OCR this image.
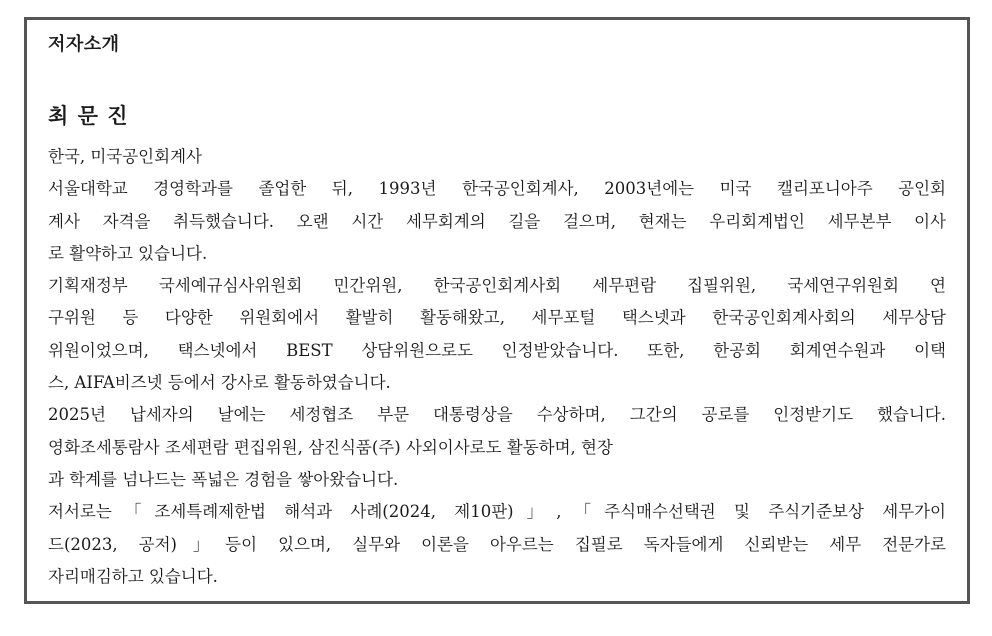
저자소개
최 문 진
한국, 미국공인회계사
서울대학교 경영학과를 졸업한 뒤, 1993년 한국공인회계사, 2003년에는 미국 캘리포니아주 공인회
계사 자격을 취득했습니다. 오랜 시간 세무회계의 길을 걸으며, 현재는 우리회계법인 세무본부 이사
로 활약하고 있습니다.
기획재정부 국세예규심사위원회 민간위원, 한국공인회계사회 세무편람 집필위원, 국세연구위원회 연
구위원 등 다양한 위원회에서 활발히 활동해왔고, 세무포털 택스넷과 한국공인회계사회의 세무상담
위원이었으며, 택스넷에서 BEST 상담위원으로도 인정받았습니다. 또한, 한공회 회계연수원과 이택
스, AIFA비즈넷 등에서 강사로 활동하였습니다.
2025년 납세자의 날에는 세정협조 부문 대통령상을 수상하며, 그간의 공로를 인정받기도 했습니다.
영화조세통람사 조세편람 편집위원, 삼진식품(주) 사외이사로도 활동하며, 현장
과 학계를 넘나드는 폭넓은 경험을 쌓아왔습니다.
저서로는「조세특례제한법 해석과 사례(2024, 제10판)」,「주식매수선택권 및 주식기준보상 세무가이
드(2023, 공저)」등이 있으며, 실무와 이론을 아우르는 집필로 독자들에게 신뢰받는 세무 전문가로
자리매김하고 있습니다.
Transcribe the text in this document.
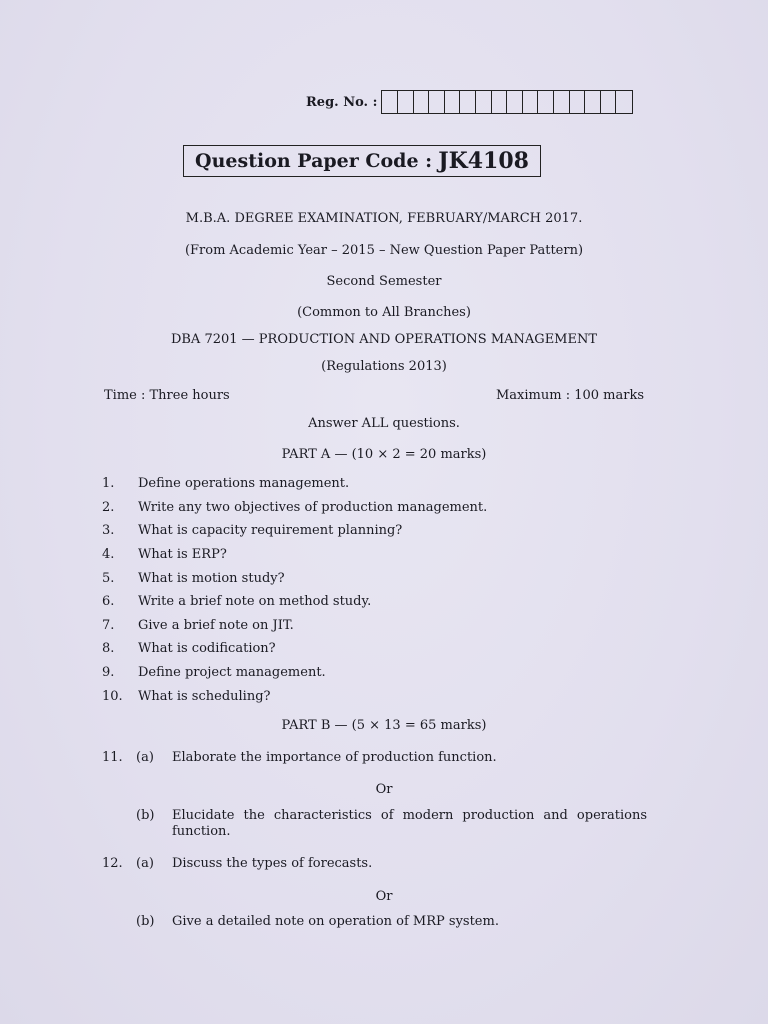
Reg. No. :
Question Paper Code : JK4108
M.B.A. DEGREE EXAMINATION, FEBRUARY/MARCH 2017.
(From Academic Year – 2015 – New Question Paper Pattern)
Second Semester
(Common to All Branches)
DBA 7201 — PRODUCTION AND OPERATIONS MANAGEMENT
(Regulations 2013)
Time : Three hours	Maximum : 100 marks
Answer ALL questions.
PART A — (10 × 2 = 20 marks)
1.	Define operations management.
2.	Write any two objectives of production management.
3.	What is capacity requirement planning?
4.	What is ERP?
5.	What is motion study?
6.	Write a brief note on method study.
7.	Give a brief note on JIT.
8.	What is codification?
9.	Define project management.
10.	What is scheduling?
PART B — (5 × 13 = 65 marks)
11.	(a)	Elaborate the importance of production function.
Or
(b)	Elucidate the characteristics of modern production and operations function.
12.	(a)	Discuss the types of forecasts.
Or
(b)	Give a detailed note on operation of MRP system.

====================

Select every line above that contains the word "Write", and copy it.

◆ **WRITTEN SOLUTION**:
2.	Write any two objectives of production management.
6.	Write a brief note on method study.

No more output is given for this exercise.